- [Required work]
In the data below, find each line containing the string "category" and return it.
^^^^
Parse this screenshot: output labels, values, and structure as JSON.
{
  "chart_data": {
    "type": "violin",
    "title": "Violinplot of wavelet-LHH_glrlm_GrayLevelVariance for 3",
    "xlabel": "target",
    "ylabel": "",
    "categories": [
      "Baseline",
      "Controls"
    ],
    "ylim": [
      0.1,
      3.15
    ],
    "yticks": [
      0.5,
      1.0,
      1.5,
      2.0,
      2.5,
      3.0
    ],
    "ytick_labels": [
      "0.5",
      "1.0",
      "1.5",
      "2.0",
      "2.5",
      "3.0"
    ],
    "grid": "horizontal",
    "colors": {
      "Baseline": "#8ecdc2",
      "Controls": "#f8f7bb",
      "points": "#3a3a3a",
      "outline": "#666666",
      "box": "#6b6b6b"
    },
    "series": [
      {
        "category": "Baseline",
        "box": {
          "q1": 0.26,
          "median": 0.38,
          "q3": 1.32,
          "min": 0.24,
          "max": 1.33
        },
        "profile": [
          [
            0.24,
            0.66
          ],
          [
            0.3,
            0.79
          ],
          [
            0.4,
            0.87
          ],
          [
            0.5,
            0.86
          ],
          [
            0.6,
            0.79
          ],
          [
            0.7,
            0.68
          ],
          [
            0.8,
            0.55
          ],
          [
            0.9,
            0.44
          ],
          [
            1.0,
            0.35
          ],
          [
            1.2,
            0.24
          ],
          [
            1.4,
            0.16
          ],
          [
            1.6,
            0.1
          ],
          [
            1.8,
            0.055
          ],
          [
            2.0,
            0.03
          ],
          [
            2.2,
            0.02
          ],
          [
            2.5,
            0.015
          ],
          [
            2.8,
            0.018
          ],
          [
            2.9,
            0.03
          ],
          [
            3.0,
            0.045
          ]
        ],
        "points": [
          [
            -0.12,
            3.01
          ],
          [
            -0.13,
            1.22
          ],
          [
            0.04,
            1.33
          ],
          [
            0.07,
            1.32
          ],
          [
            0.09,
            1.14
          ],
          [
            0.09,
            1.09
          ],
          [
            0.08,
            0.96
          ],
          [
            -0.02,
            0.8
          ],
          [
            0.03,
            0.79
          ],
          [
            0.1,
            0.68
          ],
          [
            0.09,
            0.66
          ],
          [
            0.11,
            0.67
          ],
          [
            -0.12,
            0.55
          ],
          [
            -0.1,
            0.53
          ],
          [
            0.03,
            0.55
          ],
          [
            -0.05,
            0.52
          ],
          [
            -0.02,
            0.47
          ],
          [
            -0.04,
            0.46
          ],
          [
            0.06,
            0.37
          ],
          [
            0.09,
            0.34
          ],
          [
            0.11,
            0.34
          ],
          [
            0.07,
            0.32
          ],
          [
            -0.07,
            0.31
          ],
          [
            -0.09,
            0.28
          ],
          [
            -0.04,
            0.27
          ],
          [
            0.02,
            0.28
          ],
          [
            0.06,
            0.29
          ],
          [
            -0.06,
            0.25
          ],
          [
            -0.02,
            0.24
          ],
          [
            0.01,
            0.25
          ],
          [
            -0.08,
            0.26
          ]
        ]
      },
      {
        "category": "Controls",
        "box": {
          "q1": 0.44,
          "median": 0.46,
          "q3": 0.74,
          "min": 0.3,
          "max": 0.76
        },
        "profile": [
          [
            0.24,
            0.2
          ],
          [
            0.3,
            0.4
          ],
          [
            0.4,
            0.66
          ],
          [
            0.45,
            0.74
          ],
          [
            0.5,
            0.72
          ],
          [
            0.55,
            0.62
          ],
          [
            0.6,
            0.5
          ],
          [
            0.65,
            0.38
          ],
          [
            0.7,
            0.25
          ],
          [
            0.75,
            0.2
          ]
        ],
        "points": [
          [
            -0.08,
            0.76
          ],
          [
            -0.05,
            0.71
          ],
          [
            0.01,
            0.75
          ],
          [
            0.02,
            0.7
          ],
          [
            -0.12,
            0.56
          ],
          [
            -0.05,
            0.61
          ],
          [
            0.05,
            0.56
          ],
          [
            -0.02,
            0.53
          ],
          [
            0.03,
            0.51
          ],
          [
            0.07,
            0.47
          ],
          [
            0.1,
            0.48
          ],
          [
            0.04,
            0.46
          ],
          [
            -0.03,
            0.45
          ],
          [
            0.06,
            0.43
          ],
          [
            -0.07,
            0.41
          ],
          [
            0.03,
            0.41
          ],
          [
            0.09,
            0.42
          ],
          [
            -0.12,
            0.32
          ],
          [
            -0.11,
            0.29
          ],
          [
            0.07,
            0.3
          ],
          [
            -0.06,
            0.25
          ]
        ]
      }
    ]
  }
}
^^^^
- [Final result]
        "category": "Baseline",
        "category": "Controls",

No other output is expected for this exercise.